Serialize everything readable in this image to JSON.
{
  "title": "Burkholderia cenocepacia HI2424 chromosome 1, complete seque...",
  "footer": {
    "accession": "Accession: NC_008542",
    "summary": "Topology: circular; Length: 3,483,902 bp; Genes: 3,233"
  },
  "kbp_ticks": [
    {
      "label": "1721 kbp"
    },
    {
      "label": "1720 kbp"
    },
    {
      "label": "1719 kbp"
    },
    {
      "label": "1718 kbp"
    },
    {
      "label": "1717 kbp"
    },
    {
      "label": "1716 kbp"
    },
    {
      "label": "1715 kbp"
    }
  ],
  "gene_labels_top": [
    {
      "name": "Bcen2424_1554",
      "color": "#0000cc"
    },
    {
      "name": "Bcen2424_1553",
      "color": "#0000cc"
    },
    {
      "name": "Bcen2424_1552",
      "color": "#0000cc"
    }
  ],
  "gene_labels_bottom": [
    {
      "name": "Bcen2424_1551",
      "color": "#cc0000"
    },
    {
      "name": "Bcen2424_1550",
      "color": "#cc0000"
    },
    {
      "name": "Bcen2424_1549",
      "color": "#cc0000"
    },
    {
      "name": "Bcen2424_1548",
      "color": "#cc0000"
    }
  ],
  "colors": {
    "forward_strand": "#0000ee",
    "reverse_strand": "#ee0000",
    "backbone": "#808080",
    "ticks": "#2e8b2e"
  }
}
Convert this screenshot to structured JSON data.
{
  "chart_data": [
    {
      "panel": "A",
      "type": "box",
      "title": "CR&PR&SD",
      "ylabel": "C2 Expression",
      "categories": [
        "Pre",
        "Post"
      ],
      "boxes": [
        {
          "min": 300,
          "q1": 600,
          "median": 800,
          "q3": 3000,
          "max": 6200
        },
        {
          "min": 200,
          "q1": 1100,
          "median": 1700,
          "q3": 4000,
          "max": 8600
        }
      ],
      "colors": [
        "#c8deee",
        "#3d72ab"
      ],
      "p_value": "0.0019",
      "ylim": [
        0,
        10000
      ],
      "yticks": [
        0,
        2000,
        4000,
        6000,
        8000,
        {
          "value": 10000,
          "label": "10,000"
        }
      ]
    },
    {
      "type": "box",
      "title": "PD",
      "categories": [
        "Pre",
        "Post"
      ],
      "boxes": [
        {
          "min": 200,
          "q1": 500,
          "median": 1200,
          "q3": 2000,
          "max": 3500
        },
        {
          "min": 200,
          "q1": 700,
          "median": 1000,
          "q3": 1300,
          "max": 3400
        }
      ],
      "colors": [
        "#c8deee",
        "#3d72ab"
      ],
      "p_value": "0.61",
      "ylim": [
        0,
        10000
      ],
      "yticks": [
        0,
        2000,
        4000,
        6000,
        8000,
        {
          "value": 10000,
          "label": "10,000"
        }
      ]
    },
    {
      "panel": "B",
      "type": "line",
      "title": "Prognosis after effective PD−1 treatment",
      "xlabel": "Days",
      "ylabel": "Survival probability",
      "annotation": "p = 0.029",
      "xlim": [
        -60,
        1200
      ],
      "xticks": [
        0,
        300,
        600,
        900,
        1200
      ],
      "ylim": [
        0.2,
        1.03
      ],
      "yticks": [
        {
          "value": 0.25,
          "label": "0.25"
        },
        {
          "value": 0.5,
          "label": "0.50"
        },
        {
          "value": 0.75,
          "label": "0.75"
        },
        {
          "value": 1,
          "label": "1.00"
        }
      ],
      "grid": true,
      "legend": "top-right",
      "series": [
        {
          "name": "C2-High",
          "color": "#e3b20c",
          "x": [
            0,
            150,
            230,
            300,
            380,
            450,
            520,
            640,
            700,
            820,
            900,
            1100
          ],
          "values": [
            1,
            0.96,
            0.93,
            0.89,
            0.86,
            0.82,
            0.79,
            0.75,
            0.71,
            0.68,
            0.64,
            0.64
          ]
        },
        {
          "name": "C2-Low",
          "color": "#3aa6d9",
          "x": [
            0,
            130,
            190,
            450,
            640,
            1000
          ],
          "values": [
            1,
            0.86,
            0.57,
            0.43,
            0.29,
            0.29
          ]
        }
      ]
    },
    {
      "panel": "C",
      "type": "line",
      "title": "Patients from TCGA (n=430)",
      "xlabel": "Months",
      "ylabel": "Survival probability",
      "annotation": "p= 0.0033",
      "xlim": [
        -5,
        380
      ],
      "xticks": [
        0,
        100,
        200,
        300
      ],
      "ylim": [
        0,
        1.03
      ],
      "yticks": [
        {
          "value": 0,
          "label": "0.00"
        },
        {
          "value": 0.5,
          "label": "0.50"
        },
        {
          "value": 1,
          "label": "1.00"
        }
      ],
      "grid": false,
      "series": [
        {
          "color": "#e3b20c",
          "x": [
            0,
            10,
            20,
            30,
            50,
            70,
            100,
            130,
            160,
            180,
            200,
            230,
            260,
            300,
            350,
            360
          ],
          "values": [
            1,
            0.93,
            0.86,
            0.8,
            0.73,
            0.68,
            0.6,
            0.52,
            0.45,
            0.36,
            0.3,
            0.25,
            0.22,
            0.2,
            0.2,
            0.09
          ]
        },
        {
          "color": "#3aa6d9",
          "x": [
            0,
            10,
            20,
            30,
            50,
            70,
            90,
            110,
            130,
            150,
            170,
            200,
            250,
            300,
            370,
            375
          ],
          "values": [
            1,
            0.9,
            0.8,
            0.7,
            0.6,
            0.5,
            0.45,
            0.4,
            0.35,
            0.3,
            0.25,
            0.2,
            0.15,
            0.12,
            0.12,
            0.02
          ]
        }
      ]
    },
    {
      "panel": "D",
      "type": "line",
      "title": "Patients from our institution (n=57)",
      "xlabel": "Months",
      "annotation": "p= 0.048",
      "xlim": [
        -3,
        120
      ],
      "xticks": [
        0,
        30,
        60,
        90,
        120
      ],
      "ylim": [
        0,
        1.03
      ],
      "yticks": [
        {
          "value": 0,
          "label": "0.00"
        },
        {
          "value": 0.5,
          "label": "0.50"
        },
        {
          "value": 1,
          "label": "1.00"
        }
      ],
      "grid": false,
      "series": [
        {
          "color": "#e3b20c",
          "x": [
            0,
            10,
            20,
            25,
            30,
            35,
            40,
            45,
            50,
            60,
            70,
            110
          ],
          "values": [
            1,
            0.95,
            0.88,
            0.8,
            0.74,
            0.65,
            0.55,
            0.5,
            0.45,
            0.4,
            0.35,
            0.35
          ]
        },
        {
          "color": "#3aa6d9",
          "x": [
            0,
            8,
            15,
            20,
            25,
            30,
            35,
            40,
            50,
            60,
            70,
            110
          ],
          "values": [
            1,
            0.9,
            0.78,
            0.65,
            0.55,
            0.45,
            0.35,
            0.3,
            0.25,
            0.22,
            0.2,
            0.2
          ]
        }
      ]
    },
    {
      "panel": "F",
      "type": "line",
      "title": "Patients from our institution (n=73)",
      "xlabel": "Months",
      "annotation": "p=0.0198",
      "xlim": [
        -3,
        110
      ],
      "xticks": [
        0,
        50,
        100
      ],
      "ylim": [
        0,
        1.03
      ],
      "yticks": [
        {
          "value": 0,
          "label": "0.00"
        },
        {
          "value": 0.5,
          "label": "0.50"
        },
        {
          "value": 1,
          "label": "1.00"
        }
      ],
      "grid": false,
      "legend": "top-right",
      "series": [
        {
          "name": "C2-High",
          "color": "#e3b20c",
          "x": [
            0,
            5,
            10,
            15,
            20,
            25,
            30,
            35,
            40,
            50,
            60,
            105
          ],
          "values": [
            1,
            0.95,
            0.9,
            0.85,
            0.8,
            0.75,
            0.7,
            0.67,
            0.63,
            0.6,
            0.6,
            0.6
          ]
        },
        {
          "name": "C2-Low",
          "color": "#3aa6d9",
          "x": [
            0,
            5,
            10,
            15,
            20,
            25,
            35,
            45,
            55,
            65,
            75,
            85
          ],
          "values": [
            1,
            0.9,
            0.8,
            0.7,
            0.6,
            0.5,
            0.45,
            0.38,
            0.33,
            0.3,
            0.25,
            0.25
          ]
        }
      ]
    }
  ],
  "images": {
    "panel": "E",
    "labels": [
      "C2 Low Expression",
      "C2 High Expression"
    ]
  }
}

* Your objective
Go through the entries above and count each line that contains the string "Expression". Reply only with the total.

* The answer
3